What is expected: Reproduce all of the data that follows, character for character.

Data listing:

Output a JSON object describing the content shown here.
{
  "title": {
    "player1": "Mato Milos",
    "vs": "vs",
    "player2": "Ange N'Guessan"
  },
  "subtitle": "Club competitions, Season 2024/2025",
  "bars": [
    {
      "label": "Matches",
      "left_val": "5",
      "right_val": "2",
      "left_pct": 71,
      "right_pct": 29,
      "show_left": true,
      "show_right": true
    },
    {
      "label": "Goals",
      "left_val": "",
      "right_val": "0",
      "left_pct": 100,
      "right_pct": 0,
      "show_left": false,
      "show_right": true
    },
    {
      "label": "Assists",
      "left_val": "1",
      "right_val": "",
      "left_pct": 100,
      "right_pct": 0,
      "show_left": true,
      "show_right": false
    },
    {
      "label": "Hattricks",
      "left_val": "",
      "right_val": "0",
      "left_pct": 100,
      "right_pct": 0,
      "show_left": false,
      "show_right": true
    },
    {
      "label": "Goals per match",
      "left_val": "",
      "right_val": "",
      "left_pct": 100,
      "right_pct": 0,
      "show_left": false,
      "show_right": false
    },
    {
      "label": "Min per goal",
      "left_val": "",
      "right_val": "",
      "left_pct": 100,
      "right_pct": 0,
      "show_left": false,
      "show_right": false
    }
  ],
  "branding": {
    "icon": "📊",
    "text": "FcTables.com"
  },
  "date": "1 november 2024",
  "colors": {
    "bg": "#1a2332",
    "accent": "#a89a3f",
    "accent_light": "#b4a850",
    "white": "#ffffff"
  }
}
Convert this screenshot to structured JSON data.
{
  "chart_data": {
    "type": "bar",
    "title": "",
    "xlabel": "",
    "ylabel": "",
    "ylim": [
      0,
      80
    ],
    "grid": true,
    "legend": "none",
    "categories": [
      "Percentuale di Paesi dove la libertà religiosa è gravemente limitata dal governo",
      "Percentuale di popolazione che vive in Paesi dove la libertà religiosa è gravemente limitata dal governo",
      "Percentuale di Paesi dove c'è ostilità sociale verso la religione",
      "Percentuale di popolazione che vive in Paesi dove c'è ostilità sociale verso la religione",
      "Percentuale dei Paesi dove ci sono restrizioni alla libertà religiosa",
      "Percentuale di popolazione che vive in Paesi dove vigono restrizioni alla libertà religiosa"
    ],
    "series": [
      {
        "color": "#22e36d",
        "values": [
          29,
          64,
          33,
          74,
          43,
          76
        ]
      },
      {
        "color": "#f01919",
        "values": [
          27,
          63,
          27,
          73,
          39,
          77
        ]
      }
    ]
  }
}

Reply to the task:
Output a JSON object describing the content shown here.
{
  "title": {
    "player1": "Mato Milos",
    "vs": "vs",
    "player2": "Ange N'Guessan"
  },
  "subtitle": "Club competitions, Season 2024/2025",
  "bars": [
    {
      "label": "Matches",
      "left_val": "5",
      "right_val": "2",
      "left_pct": 71,
      "right_pct": 29,
      "show_left": true,
      "show_right": true
    },
    {
      "label": "Goals",
      "left_val": "",
      "right_val": "0",
      "left_pct": 100,
      "right_pct": 0,
      "show_left": false,
      "show_right": true
    },
    {
      "label": "Assists",
      "left_val": "1",
      "right_val": "",
      "left_pct": 100,
      "right_pct": 0,
      "show_left": true,
      "show_right": false
    },
    {
      "label": "Hattricks",
      "left_val": "",
      "right_val": "0",
      "left_pct": 100,
      "right_pct": 0,
      "show_left": false,
      "show_right": true
    },
    {
      "label": "Goals per match",
      "left_val": "",
      "right_val": "",
      "left_pct": 100,
      "right_pct": 0,
      "show_left": false,
      "show_right": false
    },
    {
      "label": "Min per goal",
      "left_val": "",
      "right_val": "",
      "left_pct": 100,
      "right_pct": 0,
      "show_left": false,
      "show_right": false
    }
  ],
  "branding": {
    "icon": "📊",
    "text": "FcTables.com"
  },
  "date": "1 november 2024",
  "colors": {
    "bg": "#1a2332",
    "accent": "#a89a3f",
    "accent_light": "#b4a850",
    "white": "#ffffff"
  }
}
Convert this screenshot to structured JSON data.
{
  "chart_data": {
    "type": "bar",
    "title": "",
    "xlabel": "",
    "ylabel": "",
    "ylim": [
      0,
      80
    ],
    "grid": true,
    "legend": "none",
    "categories": [
      "Percentuale di Paesi dove la libertà religiosa è gravemente limitata dal governo",
      "Percentuale di popolazione che vive in Paesi dove la libertà religiosa è gravemente limitata dal governo",
      "Percentuale di Paesi dove c'è ostilità sociale verso la religione",
      "Percentuale di popolazione che vive in Paesi dove c'è ostilità sociale verso la religione",
      "Percentuale dei Paesi dove ci sono restrizioni alla libertà religiosa",
      "Percentuale di popolazione che vive in Paesi dove vigono restrizioni alla libertà religiosa"
    ],
    "series": [
      {
        "color": "#22e36d",
        "values": [
          29,
          64,
          33,
          74,
          43,
          76
        ]
      },
      {
        "color": "#f01919",
        "values": [
          27,
          63,
          27,
          73,
          39,
          77
        ]
      }
    ]
  }
}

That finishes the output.